• EXERCISE BRIEF:
Copy each line of the material below that includes the string "time".

===

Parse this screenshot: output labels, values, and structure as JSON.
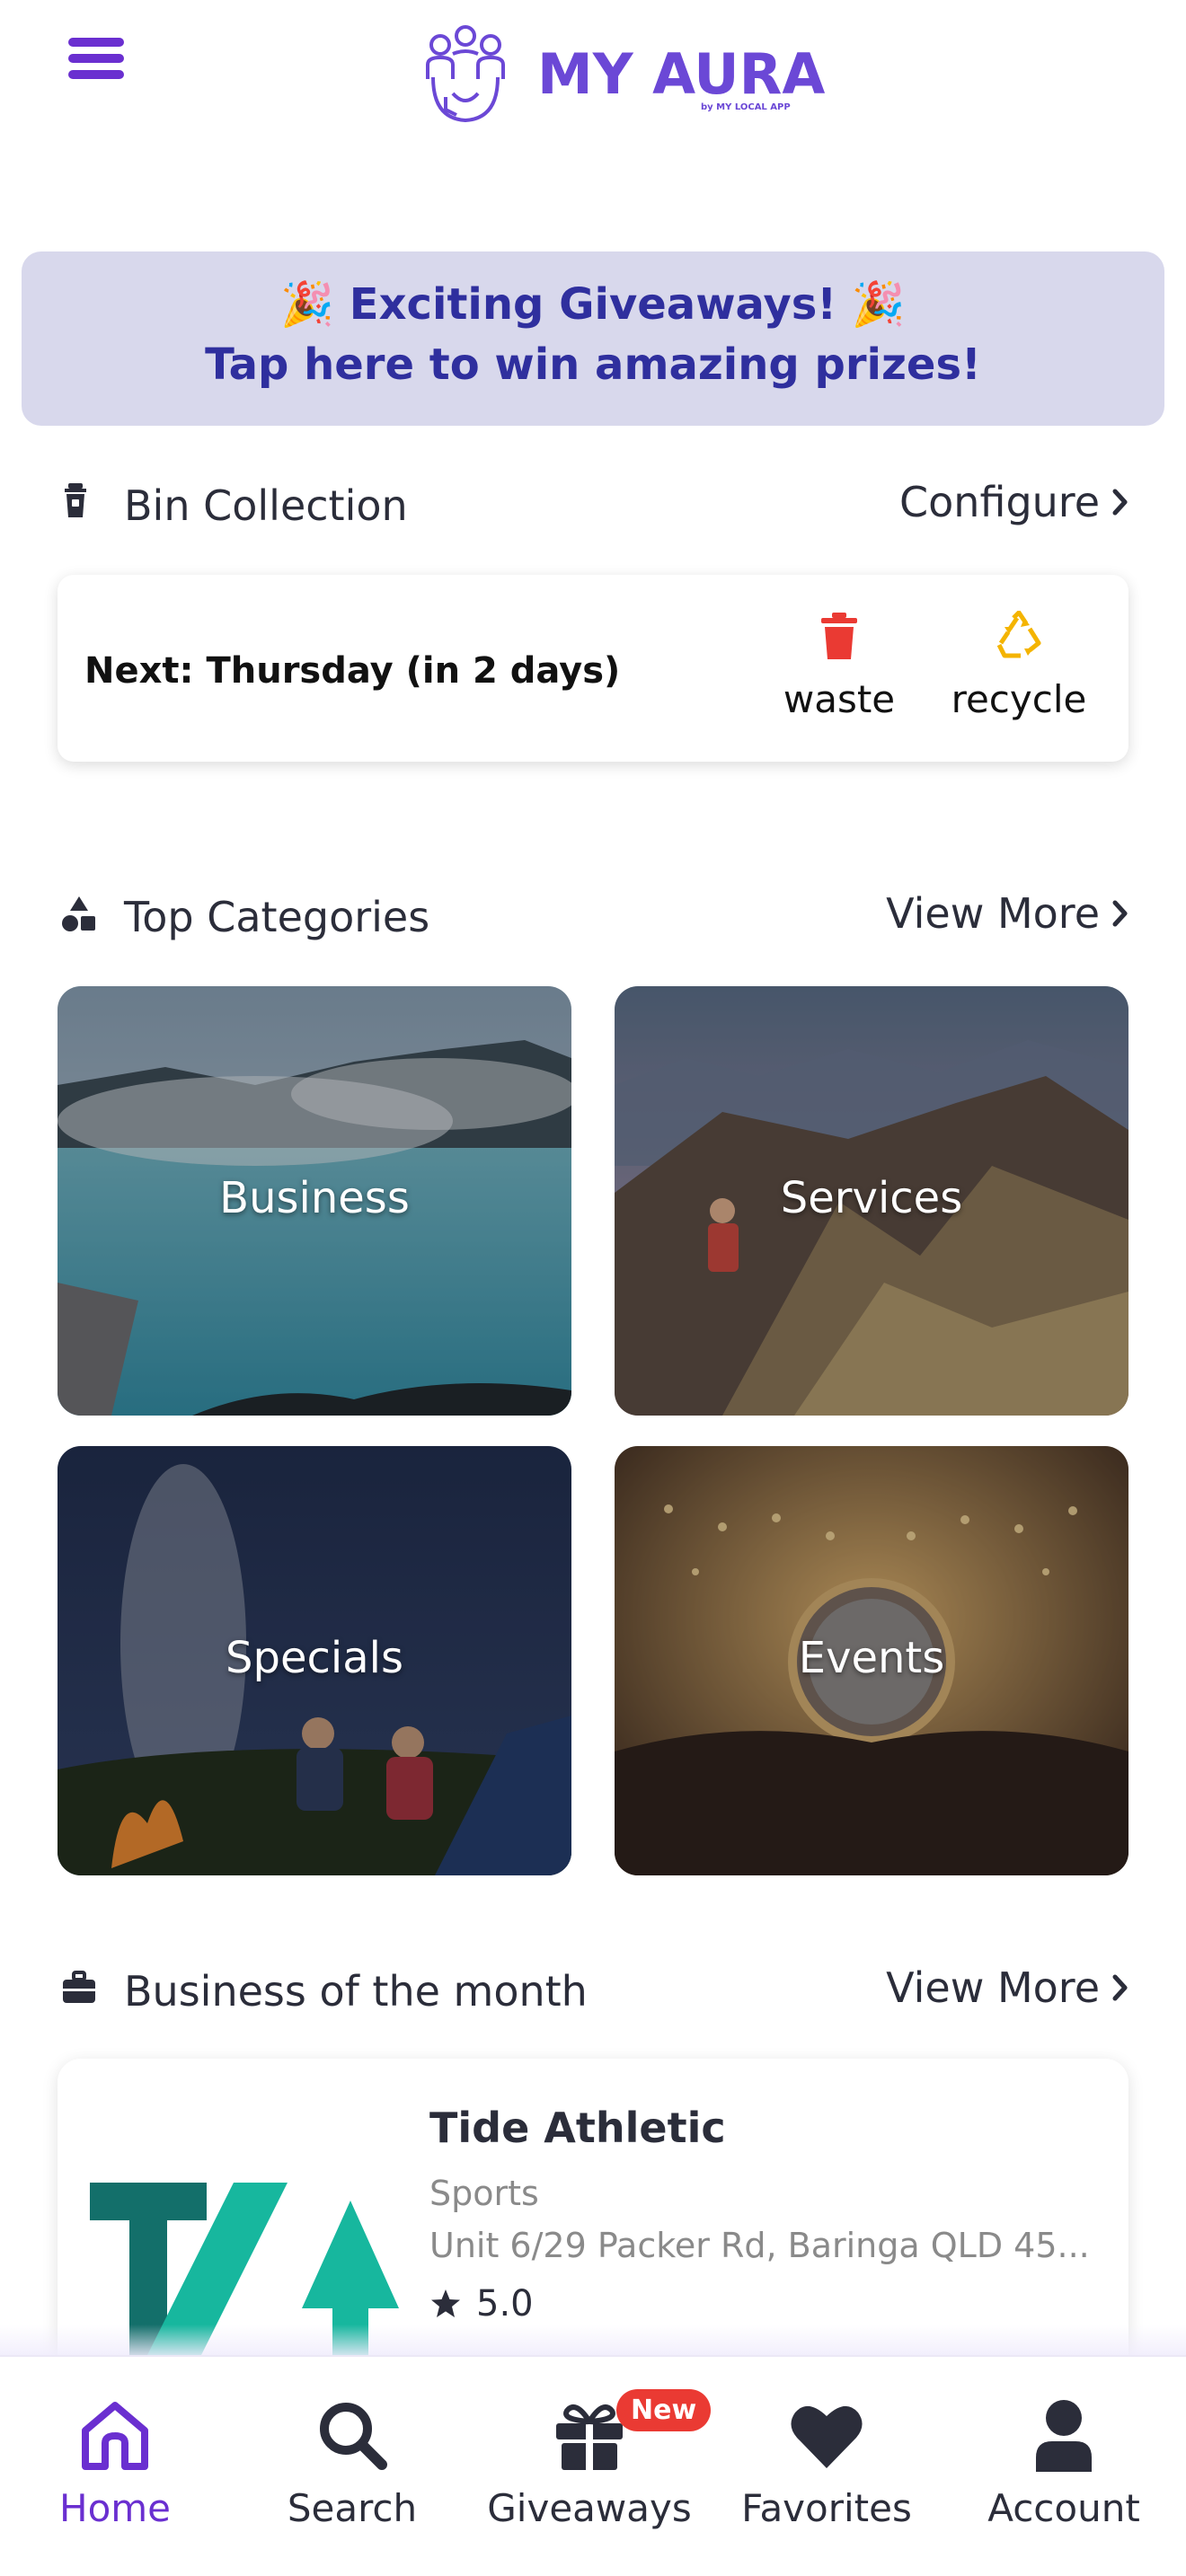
{
  "header": {
    "logo_text": "MY AURA",
    "logo_sub": "by MY LOCAL APP",
    "menu_icon": "hamburger-menu-icon"
  },
  "banner": {
    "line1": "🎉 Exciting Giveaways! 🎉",
    "line2": "Tap here to win amazing prizes!",
    "background": "#d8d8ec",
    "text_color": "#2f2f9e"
  },
  "bin_section": {
    "title": "Bin Collection",
    "link": "Configure",
    "next": "Next: Thursday (in 2 days)",
    "types": [
      {
        "label": "waste",
        "icon": "trash-can-icon",
        "color": "#ea3a33"
      },
      {
        "label": "recycle",
        "icon": "recycle-icon",
        "color": "#f4b400"
      }
    ]
  },
  "categories_section": {
    "title": "Top Categories",
    "link": "View More",
    "items": [
      {
        "label": "Business"
      },
      {
        "label": "Services"
      },
      {
        "label": "Specials"
      },
      {
        "label": "Events"
      }
    ]
  },
  "business_section": {
    "title": "Business of the month",
    "link": "View More",
    "business": {
      "name": "Tide Athletic",
      "category": "Sports",
      "address": "Unit 6/29 Packer Rd, Baringa QLD 45...",
      "rating": "5.0"
    }
  },
  "bottom_nav": {
    "items": [
      {
        "label": "Home",
        "icon": "home-icon",
        "active": true
      },
      {
        "label": "Search",
        "icon": "search-icon"
      },
      {
        "label": "Giveaways",
        "icon": "gift-icon",
        "badge": "New"
      },
      {
        "label": "Favorites",
        "icon": "heart-icon"
      },
      {
        "label": "Account",
        "icon": "user-icon"
      }
    ]
  },
  "colors": {
    "accent": "#6a2fd0",
    "brand": "#6b48d6",
    "badge": "#ea3a33"
  }
}
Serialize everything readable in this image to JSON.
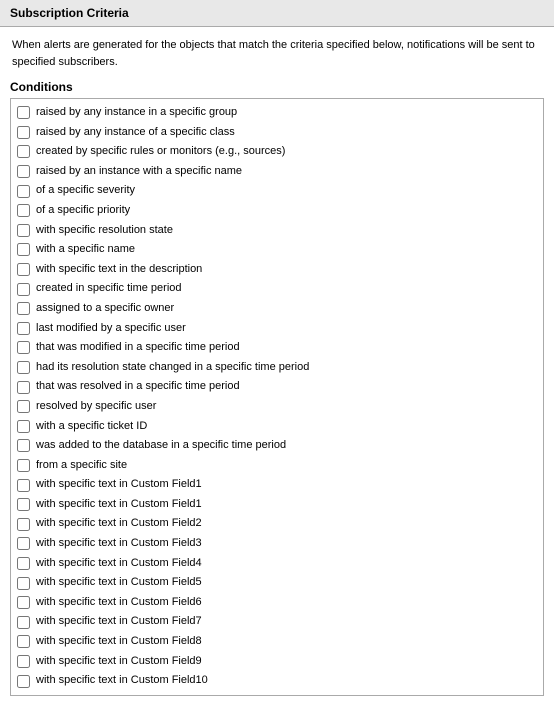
{
  "header": {
    "title": "Subscription Criteria"
  },
  "description": "When alerts are generated for the objects that match the criteria specified below, notifications will be sent to specified subscribers.",
  "conditions": {
    "label": "Conditions",
    "items": [
      "raised by any instance in a specific group",
      "raised by any instance of a specific class",
      "created by specific rules or monitors (e.g., sources)",
      "raised by an instance with a specific name",
      "of a specific severity",
      "of a specific priority",
      "with specific resolution state",
      "with a specific name",
      "with specific text in the description",
      "created in specific time period",
      "assigned to a specific owner",
      "last modified by a specific user",
      "that was modified in a specific time period",
      "had its resolution state changed in a specific time period",
      "that was resolved in a specific time period",
      "resolved by specific user",
      "with a specific ticket ID",
      "was added to the database in a specific time period",
      "from a specific site",
      "with specific text in Custom Field1",
      "with specific text in Custom Field1",
      "with specific text in Custom Field2",
      "with specific text in Custom Field3",
      "with specific text in Custom Field4",
      "with specific text in Custom Field5",
      "with specific text in Custom Field6",
      "with specific text in Custom Field7",
      "with specific text in Custom Field8",
      "with specific text in Custom Field9",
      "with specific text in Custom Field10"
    ]
  }
}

===

• SOLUTION TO THE PROBLEM:
      "created in specific time period",
      "that was modified in a specific time period",
      "had its resolution state changed in a specific time period",
      "that was resolved in a specific time period",
      "was added to the database in a specific time period",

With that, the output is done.